Collected data entries:
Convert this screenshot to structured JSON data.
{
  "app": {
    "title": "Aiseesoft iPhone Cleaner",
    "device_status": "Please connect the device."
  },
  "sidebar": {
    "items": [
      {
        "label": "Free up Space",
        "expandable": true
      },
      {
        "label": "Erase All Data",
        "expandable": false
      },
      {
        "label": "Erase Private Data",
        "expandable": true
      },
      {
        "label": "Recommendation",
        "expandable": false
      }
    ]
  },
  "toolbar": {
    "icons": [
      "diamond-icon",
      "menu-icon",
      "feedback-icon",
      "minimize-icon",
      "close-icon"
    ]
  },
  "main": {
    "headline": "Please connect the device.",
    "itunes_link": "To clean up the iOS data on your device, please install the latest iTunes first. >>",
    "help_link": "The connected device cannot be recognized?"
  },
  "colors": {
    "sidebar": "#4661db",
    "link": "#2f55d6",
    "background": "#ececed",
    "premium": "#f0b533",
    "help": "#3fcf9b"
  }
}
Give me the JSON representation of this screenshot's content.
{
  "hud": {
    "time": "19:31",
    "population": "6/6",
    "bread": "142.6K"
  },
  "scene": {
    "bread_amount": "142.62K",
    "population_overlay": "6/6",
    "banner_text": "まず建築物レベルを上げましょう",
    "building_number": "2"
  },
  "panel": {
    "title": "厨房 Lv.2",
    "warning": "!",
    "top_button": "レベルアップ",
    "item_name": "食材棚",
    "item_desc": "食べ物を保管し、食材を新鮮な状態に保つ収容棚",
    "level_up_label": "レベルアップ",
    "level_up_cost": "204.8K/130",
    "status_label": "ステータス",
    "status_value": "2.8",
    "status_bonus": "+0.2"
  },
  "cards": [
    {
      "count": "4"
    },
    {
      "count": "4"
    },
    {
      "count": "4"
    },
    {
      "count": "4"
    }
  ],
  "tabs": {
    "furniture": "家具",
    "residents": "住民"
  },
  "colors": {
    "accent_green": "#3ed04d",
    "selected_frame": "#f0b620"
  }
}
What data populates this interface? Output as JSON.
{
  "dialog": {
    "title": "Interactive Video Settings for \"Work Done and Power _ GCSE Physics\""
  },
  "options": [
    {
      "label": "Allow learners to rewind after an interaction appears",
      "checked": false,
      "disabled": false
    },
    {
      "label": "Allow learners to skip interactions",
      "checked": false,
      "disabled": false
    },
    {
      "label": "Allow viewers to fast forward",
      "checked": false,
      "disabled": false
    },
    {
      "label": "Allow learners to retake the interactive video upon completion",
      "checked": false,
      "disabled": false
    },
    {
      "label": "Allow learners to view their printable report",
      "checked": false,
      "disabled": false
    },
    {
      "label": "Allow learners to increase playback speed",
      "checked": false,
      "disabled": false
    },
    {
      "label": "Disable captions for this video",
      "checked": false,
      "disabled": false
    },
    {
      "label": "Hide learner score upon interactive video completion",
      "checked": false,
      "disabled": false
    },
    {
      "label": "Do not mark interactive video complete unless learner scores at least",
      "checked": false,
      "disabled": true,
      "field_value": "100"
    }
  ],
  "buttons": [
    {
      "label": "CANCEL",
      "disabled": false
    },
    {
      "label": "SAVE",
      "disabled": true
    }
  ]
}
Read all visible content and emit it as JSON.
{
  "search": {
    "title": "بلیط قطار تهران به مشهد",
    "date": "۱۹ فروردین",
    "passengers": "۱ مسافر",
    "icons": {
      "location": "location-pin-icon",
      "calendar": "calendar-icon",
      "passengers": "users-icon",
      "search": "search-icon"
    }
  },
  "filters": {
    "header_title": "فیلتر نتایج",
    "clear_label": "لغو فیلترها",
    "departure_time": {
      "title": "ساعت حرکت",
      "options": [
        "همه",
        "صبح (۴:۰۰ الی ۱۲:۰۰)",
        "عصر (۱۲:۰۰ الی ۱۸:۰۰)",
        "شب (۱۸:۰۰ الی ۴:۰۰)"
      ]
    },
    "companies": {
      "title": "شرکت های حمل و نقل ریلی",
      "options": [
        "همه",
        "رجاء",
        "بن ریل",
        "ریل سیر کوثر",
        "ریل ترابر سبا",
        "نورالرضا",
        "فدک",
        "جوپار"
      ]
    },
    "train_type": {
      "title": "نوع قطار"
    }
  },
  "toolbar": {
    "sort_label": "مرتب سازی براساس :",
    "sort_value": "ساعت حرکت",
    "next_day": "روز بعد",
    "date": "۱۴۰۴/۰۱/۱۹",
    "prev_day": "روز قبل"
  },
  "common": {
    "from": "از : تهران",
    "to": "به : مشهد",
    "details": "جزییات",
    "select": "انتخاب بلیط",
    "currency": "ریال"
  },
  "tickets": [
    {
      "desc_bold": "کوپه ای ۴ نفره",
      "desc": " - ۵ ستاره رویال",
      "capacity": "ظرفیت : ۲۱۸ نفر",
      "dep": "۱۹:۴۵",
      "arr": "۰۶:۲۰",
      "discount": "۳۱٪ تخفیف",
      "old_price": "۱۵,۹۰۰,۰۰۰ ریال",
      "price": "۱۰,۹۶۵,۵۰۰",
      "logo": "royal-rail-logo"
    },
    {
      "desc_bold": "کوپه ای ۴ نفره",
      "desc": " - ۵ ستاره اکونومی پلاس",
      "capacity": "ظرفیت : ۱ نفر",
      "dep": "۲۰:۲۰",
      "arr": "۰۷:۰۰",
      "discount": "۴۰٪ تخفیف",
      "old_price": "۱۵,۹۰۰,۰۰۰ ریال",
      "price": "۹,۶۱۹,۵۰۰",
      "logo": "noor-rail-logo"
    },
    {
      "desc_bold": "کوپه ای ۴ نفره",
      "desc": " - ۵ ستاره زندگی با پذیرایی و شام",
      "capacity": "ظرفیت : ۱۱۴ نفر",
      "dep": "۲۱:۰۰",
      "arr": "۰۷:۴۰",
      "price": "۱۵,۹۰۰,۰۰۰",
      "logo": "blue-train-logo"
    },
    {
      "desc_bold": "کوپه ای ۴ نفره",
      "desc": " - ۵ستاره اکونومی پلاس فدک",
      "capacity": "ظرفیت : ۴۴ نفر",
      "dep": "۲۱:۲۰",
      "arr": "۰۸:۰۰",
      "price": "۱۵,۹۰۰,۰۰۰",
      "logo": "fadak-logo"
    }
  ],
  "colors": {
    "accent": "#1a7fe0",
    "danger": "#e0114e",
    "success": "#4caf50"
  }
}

INSTRUCTION: State how many lines of the listing hold the string "Erase"; reply with the number and nothing else.

OUTPUT BELOW: 2